* _DATA IN THIS EXERCISE_:
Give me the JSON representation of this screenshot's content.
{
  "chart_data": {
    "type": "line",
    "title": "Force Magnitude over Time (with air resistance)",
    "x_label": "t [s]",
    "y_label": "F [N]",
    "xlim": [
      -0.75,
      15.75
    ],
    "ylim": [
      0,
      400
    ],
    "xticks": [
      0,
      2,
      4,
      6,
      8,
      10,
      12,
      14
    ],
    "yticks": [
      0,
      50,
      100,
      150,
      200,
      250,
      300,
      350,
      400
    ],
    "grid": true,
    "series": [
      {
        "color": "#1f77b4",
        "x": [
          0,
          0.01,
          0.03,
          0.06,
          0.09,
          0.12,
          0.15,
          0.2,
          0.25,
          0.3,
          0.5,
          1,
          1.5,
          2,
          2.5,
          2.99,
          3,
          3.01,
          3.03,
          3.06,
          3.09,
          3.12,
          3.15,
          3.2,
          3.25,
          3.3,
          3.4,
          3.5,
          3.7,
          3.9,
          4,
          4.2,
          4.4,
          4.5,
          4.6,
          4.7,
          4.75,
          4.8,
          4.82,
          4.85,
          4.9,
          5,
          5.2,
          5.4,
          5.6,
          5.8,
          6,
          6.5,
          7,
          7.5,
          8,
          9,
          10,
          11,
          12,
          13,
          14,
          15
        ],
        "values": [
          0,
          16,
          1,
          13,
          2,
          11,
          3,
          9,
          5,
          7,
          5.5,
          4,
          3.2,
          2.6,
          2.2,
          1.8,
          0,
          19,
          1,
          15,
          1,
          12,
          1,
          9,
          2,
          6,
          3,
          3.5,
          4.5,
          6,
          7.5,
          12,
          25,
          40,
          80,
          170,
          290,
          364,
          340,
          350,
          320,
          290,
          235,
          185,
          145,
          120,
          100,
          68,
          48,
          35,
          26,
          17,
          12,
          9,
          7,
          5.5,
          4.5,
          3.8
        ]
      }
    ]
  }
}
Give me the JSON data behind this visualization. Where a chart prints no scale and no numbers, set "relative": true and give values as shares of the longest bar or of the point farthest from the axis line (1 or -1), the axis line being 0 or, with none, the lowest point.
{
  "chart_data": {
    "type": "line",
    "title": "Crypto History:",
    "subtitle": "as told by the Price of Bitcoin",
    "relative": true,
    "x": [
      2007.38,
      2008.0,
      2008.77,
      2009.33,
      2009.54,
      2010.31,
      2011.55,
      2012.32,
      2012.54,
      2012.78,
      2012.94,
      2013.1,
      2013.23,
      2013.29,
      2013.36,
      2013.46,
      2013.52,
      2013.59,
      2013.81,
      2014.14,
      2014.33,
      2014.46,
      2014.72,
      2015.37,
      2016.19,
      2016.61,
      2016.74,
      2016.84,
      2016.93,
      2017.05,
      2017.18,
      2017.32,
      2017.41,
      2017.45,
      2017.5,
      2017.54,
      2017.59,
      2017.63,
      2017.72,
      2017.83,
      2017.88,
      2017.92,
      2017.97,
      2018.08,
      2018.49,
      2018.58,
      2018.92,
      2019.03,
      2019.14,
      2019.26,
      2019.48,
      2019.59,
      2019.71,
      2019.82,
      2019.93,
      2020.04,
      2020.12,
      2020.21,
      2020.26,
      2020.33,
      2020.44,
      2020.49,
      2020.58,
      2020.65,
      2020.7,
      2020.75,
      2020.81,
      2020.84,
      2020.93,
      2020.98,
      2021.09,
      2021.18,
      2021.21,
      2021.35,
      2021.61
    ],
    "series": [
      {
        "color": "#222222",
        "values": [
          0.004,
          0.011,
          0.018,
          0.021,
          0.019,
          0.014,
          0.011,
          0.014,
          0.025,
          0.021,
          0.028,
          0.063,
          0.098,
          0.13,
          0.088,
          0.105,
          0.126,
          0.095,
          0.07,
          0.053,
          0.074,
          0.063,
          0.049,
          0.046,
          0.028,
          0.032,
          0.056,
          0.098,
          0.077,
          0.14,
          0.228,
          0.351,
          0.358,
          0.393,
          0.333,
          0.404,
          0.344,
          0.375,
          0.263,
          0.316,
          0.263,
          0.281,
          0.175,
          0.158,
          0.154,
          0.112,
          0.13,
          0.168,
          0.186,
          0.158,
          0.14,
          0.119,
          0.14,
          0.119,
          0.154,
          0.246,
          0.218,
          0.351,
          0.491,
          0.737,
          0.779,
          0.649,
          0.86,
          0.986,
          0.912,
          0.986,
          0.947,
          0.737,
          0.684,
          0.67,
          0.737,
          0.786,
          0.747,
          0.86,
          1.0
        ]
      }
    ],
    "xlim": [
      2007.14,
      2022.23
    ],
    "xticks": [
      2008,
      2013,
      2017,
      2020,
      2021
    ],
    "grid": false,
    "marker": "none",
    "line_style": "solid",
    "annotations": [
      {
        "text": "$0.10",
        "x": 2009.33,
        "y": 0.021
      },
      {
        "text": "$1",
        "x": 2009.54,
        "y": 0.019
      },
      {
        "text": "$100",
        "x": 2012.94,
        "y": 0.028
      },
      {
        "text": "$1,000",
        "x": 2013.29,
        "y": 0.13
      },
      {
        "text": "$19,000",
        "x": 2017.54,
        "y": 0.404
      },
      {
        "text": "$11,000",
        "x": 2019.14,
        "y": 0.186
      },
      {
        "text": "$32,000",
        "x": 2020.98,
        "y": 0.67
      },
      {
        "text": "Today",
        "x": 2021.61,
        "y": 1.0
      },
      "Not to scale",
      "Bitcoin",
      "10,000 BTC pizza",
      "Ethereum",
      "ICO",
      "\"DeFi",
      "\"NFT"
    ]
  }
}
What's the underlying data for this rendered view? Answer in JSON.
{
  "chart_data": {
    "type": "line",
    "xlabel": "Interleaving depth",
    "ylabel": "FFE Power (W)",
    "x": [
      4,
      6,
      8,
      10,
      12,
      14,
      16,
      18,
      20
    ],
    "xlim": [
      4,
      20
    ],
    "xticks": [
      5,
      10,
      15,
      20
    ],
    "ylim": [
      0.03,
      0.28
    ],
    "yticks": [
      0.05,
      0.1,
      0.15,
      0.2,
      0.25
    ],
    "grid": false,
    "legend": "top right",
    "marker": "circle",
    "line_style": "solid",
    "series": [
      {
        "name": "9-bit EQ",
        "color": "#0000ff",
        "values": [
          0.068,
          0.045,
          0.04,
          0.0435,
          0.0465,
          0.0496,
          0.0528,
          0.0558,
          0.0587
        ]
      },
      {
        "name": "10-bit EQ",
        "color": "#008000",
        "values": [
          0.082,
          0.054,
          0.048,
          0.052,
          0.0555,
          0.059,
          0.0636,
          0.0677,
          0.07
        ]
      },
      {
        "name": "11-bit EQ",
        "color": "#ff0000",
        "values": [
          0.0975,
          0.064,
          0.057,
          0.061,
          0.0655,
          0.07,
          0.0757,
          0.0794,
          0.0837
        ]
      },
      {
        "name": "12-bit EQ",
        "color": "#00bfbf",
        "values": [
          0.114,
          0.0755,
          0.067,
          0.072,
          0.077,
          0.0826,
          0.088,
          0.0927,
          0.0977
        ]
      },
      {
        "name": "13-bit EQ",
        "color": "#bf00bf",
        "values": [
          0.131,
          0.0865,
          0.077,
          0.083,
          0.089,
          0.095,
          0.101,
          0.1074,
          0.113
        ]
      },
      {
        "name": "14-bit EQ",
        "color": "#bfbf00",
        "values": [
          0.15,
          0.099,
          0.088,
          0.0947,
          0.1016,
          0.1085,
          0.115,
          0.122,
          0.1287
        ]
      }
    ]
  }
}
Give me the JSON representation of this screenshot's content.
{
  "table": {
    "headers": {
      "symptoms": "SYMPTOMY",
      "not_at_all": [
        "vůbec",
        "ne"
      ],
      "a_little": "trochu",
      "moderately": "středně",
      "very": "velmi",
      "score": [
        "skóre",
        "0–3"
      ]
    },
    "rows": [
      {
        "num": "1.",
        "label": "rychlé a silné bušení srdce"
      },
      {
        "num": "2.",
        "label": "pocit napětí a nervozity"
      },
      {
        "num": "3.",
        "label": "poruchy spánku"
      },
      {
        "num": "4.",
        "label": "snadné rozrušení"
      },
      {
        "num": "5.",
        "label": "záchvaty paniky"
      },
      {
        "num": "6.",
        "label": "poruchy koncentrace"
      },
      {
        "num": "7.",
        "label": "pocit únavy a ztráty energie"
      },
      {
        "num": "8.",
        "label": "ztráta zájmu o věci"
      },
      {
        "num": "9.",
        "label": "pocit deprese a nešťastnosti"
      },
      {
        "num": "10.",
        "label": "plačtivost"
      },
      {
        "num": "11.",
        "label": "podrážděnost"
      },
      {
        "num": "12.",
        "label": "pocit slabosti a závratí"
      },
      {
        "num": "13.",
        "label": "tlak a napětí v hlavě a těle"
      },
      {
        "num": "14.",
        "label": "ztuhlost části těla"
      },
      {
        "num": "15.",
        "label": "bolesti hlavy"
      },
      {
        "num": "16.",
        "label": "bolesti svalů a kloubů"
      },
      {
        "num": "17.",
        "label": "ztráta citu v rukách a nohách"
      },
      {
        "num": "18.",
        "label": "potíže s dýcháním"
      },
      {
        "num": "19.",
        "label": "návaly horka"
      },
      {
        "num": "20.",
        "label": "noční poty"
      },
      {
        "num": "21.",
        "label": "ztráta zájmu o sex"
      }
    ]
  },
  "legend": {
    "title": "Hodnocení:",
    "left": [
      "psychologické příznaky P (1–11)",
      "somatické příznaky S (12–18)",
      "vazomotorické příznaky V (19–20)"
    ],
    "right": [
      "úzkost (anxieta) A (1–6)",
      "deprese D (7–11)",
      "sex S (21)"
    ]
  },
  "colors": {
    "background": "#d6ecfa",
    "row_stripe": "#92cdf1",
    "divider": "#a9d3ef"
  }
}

* _EXERCISE DESCRIPTION_: Return, from the data, each line that has the word "napětí" in it.

* _THE SOLUTION_:
        "label": "pocit napětí a nervozity"
        "label": "tlak a napětí v hlavě a těle"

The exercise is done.